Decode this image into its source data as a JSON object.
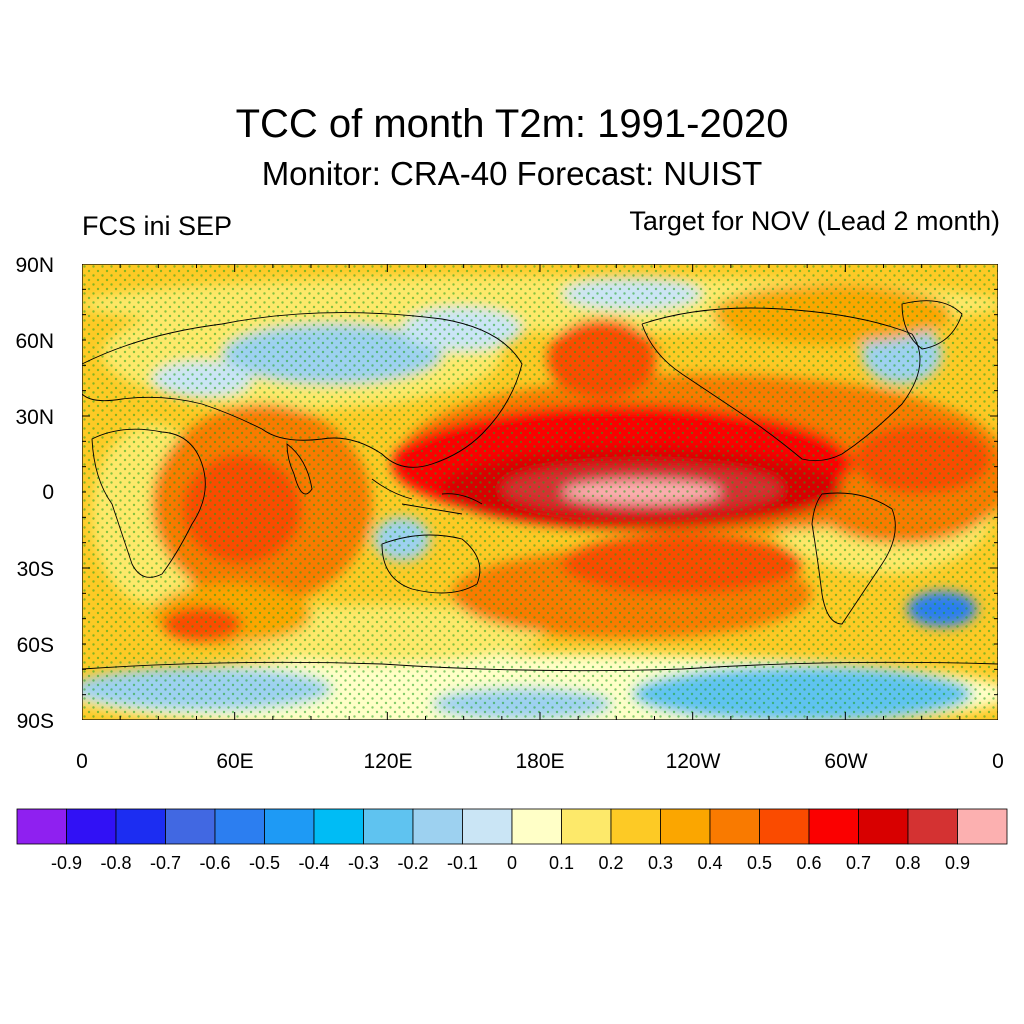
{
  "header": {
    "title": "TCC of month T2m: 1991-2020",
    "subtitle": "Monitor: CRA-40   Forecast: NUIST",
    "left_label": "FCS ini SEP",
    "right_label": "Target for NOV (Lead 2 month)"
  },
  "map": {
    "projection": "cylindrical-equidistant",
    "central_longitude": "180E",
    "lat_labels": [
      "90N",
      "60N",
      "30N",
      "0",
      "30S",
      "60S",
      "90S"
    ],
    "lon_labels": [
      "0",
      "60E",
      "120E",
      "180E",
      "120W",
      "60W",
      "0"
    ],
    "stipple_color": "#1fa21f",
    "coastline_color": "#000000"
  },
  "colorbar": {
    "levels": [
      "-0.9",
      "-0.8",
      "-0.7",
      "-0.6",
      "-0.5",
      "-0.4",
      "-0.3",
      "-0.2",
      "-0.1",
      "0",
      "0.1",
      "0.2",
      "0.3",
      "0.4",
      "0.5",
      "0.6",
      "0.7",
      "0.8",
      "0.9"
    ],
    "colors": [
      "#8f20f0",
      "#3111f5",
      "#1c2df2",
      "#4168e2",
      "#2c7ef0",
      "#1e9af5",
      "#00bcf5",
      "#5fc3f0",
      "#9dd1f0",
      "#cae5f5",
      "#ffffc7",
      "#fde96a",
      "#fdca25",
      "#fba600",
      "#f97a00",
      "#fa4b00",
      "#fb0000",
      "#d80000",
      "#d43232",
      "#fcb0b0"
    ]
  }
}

* * *

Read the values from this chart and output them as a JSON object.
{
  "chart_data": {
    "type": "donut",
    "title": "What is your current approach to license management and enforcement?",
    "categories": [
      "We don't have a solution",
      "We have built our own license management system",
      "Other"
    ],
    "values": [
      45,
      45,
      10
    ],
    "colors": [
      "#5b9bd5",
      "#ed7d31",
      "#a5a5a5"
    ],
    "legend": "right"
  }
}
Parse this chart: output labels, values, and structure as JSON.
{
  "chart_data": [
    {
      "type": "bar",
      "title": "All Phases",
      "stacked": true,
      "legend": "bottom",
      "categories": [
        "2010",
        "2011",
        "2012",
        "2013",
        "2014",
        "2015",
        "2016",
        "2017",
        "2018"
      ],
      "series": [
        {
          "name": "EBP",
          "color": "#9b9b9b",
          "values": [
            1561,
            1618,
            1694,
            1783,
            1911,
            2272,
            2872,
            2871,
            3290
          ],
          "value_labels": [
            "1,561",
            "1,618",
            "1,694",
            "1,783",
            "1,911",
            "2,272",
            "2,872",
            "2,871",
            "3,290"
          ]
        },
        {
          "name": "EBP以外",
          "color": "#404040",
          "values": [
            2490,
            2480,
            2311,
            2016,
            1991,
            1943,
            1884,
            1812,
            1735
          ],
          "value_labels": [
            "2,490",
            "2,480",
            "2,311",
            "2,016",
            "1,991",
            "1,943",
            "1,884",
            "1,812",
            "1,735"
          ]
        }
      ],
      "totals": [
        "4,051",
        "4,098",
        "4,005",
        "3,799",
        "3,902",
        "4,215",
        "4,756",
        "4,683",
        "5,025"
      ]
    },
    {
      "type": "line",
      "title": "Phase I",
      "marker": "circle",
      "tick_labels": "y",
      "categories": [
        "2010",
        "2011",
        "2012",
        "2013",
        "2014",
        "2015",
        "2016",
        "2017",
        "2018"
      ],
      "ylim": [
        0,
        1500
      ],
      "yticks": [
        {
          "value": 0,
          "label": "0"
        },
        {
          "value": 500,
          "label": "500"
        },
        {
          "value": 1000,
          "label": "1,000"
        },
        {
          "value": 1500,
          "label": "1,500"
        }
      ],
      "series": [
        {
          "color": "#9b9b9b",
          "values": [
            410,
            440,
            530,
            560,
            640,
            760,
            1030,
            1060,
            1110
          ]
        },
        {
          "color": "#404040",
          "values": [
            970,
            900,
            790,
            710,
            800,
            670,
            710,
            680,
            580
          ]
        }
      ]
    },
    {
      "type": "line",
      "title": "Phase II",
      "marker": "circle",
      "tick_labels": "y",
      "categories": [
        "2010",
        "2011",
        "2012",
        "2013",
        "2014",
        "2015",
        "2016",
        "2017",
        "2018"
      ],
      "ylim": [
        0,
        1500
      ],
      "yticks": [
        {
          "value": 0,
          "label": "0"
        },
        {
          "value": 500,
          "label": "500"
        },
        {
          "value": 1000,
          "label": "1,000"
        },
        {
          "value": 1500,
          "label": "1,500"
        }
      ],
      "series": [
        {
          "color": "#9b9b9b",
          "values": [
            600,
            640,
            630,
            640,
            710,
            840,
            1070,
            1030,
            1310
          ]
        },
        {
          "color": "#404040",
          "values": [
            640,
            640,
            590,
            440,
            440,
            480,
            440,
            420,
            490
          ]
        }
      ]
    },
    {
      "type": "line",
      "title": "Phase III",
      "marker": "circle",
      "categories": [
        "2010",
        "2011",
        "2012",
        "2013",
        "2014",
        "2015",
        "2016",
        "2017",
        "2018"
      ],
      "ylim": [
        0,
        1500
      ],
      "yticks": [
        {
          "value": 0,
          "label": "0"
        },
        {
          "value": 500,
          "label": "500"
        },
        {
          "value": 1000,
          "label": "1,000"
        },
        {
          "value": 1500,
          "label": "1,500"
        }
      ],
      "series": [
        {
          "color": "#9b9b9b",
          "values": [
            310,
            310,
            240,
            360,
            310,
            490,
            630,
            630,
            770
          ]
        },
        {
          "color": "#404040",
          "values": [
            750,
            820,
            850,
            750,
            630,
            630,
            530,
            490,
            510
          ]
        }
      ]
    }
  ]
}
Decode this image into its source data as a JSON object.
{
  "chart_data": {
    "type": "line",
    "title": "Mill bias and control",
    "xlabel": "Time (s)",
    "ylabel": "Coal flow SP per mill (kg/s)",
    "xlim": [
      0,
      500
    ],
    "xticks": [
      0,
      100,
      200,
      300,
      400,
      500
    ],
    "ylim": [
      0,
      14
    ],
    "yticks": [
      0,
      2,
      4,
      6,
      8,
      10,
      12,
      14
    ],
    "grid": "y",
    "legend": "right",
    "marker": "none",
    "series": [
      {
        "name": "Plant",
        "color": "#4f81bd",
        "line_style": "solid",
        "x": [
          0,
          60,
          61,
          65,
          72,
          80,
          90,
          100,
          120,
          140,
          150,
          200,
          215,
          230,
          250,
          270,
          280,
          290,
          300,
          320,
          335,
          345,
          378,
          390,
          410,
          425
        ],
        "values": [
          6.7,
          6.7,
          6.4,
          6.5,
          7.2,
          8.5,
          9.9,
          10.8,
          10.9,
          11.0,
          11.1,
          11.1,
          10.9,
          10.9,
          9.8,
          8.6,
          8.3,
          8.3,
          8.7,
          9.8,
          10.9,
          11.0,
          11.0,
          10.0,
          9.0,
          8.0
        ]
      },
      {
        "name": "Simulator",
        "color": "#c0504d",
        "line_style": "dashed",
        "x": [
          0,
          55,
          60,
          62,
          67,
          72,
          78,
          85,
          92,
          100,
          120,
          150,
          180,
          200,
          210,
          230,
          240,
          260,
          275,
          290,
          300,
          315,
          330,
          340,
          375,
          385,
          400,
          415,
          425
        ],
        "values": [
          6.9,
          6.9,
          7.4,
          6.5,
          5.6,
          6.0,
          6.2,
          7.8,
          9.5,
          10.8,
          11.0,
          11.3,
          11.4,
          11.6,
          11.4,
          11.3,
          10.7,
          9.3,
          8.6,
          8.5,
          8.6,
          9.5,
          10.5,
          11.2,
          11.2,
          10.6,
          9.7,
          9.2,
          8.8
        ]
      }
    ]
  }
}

→ WORK INSTRUCTIONS: Copy each line of the entries that includes the word "management".

→ THE OUTPUT:
    "title": "What is your current approach to license management and enforcement?",
      "We have built our own license management system",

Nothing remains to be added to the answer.